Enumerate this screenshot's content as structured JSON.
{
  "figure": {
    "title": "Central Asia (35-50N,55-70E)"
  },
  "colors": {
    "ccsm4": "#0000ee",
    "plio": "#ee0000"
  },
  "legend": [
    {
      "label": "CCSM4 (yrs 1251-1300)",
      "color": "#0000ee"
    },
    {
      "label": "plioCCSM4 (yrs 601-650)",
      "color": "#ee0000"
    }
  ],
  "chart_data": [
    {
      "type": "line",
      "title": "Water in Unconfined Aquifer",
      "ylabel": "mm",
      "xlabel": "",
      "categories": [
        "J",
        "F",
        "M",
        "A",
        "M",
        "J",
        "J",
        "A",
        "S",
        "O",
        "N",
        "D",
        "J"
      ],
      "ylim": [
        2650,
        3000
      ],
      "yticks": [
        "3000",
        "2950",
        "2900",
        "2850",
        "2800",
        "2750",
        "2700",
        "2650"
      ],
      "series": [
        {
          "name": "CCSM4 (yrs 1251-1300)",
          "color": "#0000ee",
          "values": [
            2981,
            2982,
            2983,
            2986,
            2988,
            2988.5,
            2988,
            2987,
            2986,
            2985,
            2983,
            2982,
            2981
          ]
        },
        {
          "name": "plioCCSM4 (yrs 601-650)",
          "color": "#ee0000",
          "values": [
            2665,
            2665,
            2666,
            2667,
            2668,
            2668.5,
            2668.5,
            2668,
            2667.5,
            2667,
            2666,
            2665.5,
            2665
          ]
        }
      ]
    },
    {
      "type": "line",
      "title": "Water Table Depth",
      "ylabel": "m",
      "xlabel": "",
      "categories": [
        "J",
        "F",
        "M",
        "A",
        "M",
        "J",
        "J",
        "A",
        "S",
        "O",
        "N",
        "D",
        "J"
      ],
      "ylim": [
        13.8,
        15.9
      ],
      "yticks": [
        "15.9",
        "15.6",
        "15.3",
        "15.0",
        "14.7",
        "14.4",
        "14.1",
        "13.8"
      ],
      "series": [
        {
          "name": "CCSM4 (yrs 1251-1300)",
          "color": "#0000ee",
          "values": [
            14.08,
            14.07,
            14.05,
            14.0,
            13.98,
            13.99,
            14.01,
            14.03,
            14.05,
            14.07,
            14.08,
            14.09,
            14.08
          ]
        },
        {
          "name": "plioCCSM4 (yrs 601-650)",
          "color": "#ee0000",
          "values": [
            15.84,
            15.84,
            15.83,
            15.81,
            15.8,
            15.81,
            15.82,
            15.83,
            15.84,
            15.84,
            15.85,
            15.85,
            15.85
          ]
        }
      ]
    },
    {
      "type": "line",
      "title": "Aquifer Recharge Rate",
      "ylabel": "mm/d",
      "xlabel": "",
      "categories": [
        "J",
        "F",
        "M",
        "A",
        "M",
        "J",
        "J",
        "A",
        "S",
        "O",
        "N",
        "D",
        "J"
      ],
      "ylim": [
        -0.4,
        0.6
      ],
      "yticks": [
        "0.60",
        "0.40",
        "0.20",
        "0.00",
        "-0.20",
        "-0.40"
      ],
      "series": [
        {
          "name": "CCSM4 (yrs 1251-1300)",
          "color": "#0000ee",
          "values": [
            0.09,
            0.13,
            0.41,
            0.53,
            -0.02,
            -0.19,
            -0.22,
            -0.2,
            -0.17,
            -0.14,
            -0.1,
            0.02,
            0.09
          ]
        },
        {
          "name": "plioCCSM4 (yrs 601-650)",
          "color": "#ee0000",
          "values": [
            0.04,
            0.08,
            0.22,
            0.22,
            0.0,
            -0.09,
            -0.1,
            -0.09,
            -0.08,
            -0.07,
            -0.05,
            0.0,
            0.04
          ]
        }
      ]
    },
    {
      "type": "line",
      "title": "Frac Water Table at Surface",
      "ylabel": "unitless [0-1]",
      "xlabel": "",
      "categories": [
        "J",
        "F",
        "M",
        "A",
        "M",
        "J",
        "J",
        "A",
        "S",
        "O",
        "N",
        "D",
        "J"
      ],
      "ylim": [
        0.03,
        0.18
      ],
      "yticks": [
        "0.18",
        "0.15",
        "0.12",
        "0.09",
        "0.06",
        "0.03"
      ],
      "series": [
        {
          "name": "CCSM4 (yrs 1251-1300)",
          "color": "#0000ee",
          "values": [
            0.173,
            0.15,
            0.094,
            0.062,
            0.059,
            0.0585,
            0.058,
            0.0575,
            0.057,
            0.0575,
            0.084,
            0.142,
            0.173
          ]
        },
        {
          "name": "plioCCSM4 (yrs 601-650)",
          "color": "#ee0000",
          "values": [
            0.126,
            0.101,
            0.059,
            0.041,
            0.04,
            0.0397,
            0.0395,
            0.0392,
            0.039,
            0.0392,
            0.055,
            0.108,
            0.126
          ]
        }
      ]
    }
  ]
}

===

# WHAT IS BEING ASKED
Quote the whole listing above, leaving nothing out.

# WRITTEN RESPONSE
Enumerate this screenshot's content as structured JSON.
{
  "figure": {
    "title": "Central Asia (35-50N,55-70E)"
  },
  "colors": {
    "ccsm4": "#0000ee",
    "plio": "#ee0000"
  },
  "legend": [
    {
      "label": "CCSM4 (yrs 1251-1300)",
      "color": "#0000ee"
    },
    {
      "label": "plioCCSM4 (yrs 601-650)",
      "color": "#ee0000"
    }
  ],
  "chart_data": [
    {
      "type": "line",
      "title": "Water in Unconfined Aquifer",
      "ylabel": "mm",
      "xlabel": "",
      "categories": [
        "J",
        "F",
        "M",
        "A",
        "M",
        "J",
        "J",
        "A",
        "S",
        "O",
        "N",
        "D",
        "J"
      ],
      "ylim": [
        2650,
        3000
      ],
      "yticks": [
        "3000",
        "2950",
        "2900",
        "2850",
        "2800",
        "2750",
        "2700",
        "2650"
      ],
      "series": [
        {
          "name": "CCSM4 (yrs 1251-1300)",
          "color": "#0000ee",
          "values": [
            2981,
            2982,
            2983,
            2986,
            2988,
            2988.5,
            2988,
            2987,
            2986,
            2985,
            2983,
            2982,
            2981
          ]
        },
        {
          "name": "plioCCSM4 (yrs 601-650)",
          "color": "#ee0000",
          "values": [
            2665,
            2665,
            2666,
            2667,
            2668,
            2668.5,
            2668.5,
            2668,
            2667.5,
            2667,
            2666,
            2665.5,
            2665
          ]
        }
      ]
    },
    {
      "type": "line",
      "title": "Water Table Depth",
      "ylabel": "m",
      "xlabel": "",
      "categories": [
        "J",
        "F",
        "M",
        "A",
        "M",
        "J",
        "J",
        "A",
        "S",
        "O",
        "N",
        "D",
        "J"
      ],
      "ylim": [
        13.8,
        15.9
      ],
      "yticks": [
        "15.9",
        "15.6",
        "15.3",
        "15.0",
        "14.7",
        "14.4",
        "14.1",
        "13.8"
      ],
      "series": [
        {
          "name": "CCSM4 (yrs 1251-1300)",
          "color": "#0000ee",
          "values": [
            14.08,
            14.07,
            14.05,
            14.0,
            13.98,
            13.99,
            14.01,
            14.03,
            14.05,
            14.07,
            14.08,
            14.09,
            14.08
          ]
        },
        {
          "name": "plioCCSM4 (yrs 601-650)",
          "color": "#ee0000",
          "values": [
            15.84,
            15.84,
            15.83,
            15.81,
            15.8,
            15.81,
            15.82,
            15.83,
            15.84,
            15.84,
            15.85,
            15.85,
            15.85
          ]
        }
      ]
    },
    {
      "type": "line",
      "title": "Aquifer Recharge Rate",
      "ylabel": "mm/d",
      "xlabel": "",
      "categories": [
        "J",
        "F",
        "M",
        "A",
        "M",
        "J",
        "J",
        "A",
        "S",
        "O",
        "N",
        "D",
        "J"
      ],
      "ylim": [
        -0.4,
        0.6
      ],
      "yticks": [
        "0.60",
        "0.40",
        "0.20",
        "0.00",
        "-0.20",
        "-0.40"
      ],
      "series": [
        {
          "name": "CCSM4 (yrs 1251-1300)",
          "color": "#0000ee",
          "values": [
            0.09,
            0.13,
            0.41,
            0.53,
            -0.02,
            -0.19,
            -0.22,
            -0.2,
            -0.17,
            -0.14,
            -0.1,
            0.02,
            0.09
          ]
        },
        {
          "name": "plioCCSM4 (yrs 601-650)",
          "color": "#ee0000",
          "values": [
            0.04,
            0.08,
            0.22,
            0.22,
            0.0,
            -0.09,
            -0.1,
            -0.09,
            -0.08,
            -0.07,
            -0.05,
            0.0,
            0.04
          ]
        }
      ]
    },
    {
      "type": "line",
      "title": "Frac Water Table at Surface",
      "ylabel": "unitless [0-1]",
      "xlabel": "",
      "categories": [
        "J",
        "F",
        "M",
        "A",
        "M",
        "J",
        "J",
        "A",
        "S",
        "O",
        "N",
        "D",
        "J"
      ],
      "ylim": [
        0.03,
        0.18
      ],
      "yticks": [
        "0.18",
        "0.15",
        "0.12",
        "0.09",
        "0.06",
        "0.03"
      ],
      "series": [
        {
          "name": "CCSM4 (yrs 1251-1300)",
          "color": "#0000ee",
          "values": [
            0.173,
            0.15,
            0.094,
            0.062,
            0.059,
            0.0585,
            0.058,
            0.0575,
            0.057,
            0.0575,
            0.084,
            0.142,
            0.173
          ]
        },
        {
          "name": "plioCCSM4 (yrs 601-650)",
          "color": "#ee0000",
          "values": [
            0.126,
            0.101,
            0.059,
            0.041,
            0.04,
            0.0397,
            0.0395,
            0.0392,
            0.039,
            0.0392,
            0.055,
            0.108,
            0.126
          ]
        }
      ]
    }
  ]
}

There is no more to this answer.